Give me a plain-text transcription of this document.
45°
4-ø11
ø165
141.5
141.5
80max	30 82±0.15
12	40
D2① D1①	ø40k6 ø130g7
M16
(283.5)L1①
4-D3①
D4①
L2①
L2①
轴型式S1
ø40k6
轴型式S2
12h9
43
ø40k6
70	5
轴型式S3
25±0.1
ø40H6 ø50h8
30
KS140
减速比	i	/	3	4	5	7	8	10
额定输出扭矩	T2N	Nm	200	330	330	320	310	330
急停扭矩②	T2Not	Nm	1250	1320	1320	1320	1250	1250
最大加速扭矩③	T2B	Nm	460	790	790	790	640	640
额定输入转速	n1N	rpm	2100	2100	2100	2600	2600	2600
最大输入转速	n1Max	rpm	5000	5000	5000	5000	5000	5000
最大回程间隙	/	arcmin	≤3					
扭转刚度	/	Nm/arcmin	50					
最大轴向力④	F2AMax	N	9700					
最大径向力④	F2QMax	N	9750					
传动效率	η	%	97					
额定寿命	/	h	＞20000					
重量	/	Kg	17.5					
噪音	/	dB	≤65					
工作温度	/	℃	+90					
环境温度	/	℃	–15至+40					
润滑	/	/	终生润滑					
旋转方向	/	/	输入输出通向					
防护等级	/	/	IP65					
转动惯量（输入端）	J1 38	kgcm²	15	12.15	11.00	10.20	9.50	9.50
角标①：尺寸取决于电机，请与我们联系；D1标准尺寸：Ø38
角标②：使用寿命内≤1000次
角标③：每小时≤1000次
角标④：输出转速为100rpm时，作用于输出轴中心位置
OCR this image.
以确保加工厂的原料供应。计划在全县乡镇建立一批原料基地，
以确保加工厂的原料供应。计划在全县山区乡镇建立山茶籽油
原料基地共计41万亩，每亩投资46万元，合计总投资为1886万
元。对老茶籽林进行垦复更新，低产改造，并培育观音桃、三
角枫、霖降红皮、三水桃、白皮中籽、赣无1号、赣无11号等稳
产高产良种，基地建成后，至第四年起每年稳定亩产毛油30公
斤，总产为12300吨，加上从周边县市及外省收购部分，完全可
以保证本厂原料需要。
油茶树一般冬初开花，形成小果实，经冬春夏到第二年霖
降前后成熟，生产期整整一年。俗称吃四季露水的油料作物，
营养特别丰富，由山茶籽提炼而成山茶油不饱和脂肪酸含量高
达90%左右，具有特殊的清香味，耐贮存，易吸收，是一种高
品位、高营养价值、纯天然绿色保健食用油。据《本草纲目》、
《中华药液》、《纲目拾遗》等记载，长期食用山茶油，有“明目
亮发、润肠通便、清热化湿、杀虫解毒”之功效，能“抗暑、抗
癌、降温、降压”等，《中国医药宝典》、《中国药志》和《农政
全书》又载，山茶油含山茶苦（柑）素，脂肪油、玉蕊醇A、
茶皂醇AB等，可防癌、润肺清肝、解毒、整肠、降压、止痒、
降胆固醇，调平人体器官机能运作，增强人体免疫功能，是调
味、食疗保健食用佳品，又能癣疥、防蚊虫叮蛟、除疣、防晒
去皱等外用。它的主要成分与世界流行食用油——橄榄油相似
* * *
Give back the whole listing exactly as it reads.

Exercise result:
Give me a plain-text transcription of this document.
45°
4-ø11
ø165
141.5
141.5
80max	30 82±0.15
12	40
D2① D1①	ø40k6 ø130g7
M16
(283.5)L1①
4-D3①
D4①
L2①
L2①
轴型式S1
ø40k6
轴型式S2
12h9
43
ø40k6
70	5
轴型式S3
25±0.1
ø40H6 ø50h8
30
KS140
减速比	i	/	3	4	5	7	8	10
额定输出扭矩	T2N	Nm	200	330	330	320	310	330
急停扭矩②	T2Not	Nm	1250	1320	1320	1320	1250	1250
最大加速扭矩③	T2B	Nm	460	790	790	790	640	640
额定输入转速	n1N	rpm	2100	2100	2100	2600	2600	2600
最大输入转速	n1Max	rpm	5000	5000	5000	5000	5000	5000
最大回程间隙	/	arcmin	≤3					
扭转刚度	/	Nm/arcmin	50					
最大轴向力④	F2AMax	N	9700					
最大径向力④	F2QMax	N	9750					
传动效率	η	%	97					
额定寿命	/	h	＞20000					
重量	/	Kg	17.5					
噪音	/	dB	≤65					
工作温度	/	℃	+90					
环境温度	/	℃	–15至+40					
润滑	/	/	终生润滑					
旋转方向	/	/	输入输出通向					
防护等级	/	/	IP65					
转动惯量（输入端）	J1 38	kgcm²	15	12.15	11.00	10.20	9.50	9.50
角标①：尺寸取决于电机，请与我们联系；D1标准尺寸：Ø38
角标②：使用寿命内≤1000次
角标③：每小时≤1000次
角标④：输出转速为100rpm时，作用于输出轴中心位置
OCR this image.
以确保加工厂的原料供应。计划在全县乡镇建立一批原料基地，
以确保加工厂的原料供应。计划在全县山区乡镇建立山茶籽油
原料基地共计41万亩，每亩投资46万元，合计总投资为1886万
元。对老茶籽林进行垦复更新，低产改造，并培育观音桃、三
角枫、霖降红皮、三水桃、白皮中籽、赣无1号、赣无11号等稳
产高产良种，基地建成后，至第四年起每年稳定亩产毛油30公
斤，总产为12300吨，加上从周边县市及外省收购部分，完全可
以保证本厂原料需要。
油茶树一般冬初开花，形成小果实，经冬春夏到第二年霖
降前后成熟，生产期整整一年。俗称吃四季露水的油料作物，
营养特别丰富，由山茶籽提炼而成山茶油不饱和脂肪酸含量高
达90%左右，具有特殊的清香味，耐贮存，易吸收，是一种高
品位、高营养价值、纯天然绿色保健食用油。据《本草纲目》、
《中华药液》、《纲目拾遗》等记载，长期食用山茶油，有“明目
亮发、润肠通便、清热化湿、杀虫解毒”之功效，能“抗暑、抗
癌、降温、降压”等，《中国医药宝典》、《中国药志》和《农政
全书》又载，山茶油含山茶苦（柑）素，脂肪油、玉蕊醇A、
茶皂醇AB等，可防癌、润肺清肝、解毒、整肠、降压、止痒、
降胆固醇，调平人体器官机能运作，增强人体免疫功能，是调
味、食疗保健食用佳品，又能癣疥、防蚊虫叮蛟、除疣、防晒
去皱等外用。它的主要成分与世界流行食用油——橄榄油相似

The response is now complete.